==== MATERIAL FOR THIS EXERCISE

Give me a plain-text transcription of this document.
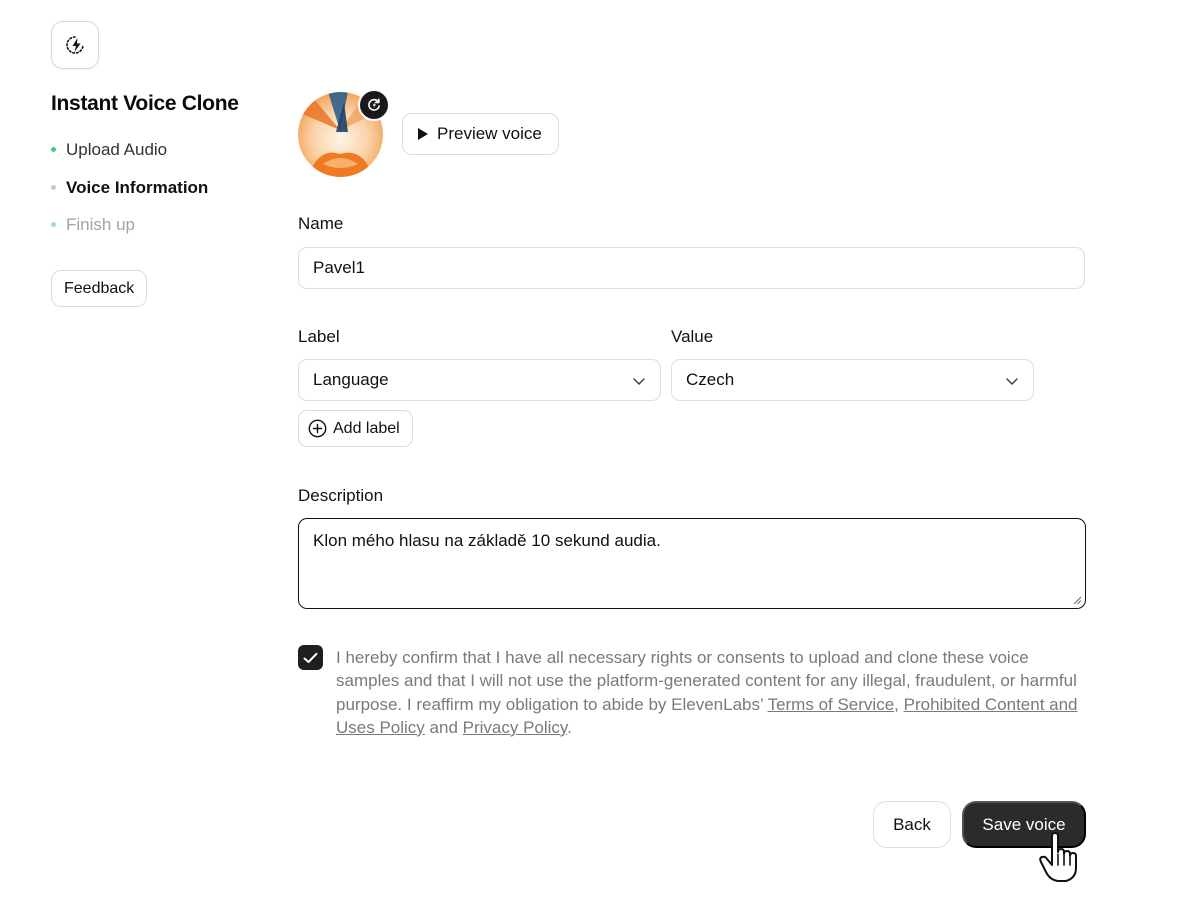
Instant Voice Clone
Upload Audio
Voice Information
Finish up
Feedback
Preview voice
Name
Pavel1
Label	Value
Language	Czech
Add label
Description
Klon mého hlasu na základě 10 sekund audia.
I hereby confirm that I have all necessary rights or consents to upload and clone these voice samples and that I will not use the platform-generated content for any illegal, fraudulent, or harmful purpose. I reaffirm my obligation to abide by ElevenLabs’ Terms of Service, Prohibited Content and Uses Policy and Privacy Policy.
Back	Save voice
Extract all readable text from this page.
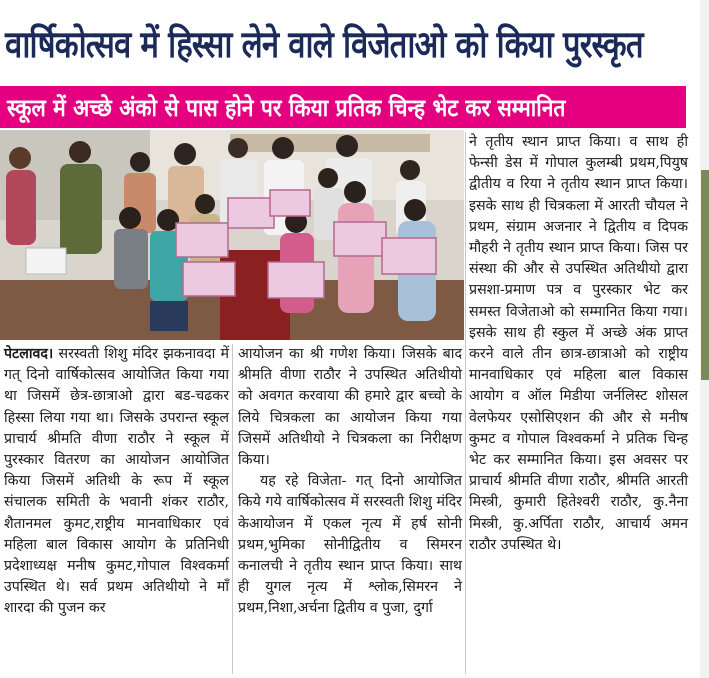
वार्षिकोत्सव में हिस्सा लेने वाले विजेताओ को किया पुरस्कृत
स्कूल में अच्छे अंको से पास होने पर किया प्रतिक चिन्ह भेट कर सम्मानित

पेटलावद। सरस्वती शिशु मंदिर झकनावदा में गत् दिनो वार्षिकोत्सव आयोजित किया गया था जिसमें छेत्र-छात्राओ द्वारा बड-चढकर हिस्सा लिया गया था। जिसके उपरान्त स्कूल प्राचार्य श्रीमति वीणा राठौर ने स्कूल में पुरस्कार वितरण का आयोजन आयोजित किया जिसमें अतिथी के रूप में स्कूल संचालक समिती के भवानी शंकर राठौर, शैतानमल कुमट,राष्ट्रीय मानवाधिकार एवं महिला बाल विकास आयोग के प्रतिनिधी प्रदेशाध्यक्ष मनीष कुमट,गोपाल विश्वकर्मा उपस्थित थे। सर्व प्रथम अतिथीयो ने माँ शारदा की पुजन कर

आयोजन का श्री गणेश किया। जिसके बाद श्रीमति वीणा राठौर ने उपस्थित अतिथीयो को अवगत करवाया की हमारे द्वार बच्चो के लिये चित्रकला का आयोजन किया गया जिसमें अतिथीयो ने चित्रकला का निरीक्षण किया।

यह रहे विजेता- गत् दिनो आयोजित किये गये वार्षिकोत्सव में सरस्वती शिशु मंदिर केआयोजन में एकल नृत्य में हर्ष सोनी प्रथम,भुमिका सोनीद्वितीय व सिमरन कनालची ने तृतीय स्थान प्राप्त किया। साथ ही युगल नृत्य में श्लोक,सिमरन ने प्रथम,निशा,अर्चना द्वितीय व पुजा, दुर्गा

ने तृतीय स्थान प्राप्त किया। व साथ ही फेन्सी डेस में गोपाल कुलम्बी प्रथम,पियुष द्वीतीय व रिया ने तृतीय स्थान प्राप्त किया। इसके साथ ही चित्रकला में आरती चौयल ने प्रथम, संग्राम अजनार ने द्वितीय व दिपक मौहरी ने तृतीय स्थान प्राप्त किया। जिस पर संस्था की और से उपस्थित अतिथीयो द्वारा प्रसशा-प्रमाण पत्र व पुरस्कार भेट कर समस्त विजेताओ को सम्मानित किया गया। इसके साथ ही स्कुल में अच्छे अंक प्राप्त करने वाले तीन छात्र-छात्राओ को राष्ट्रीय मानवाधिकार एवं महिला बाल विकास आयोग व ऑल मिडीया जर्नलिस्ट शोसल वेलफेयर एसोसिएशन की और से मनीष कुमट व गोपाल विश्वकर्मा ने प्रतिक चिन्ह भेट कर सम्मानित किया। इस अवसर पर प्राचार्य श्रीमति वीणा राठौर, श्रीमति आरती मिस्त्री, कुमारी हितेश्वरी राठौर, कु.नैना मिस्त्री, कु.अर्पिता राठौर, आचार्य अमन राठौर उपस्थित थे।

========

**REQUIREMENT:** Which lines of the data include "text"? Copy each of them.

**EXERCISE RESULT:**
Give me a plain-text transcription of this document.
Extract all readable text from this page.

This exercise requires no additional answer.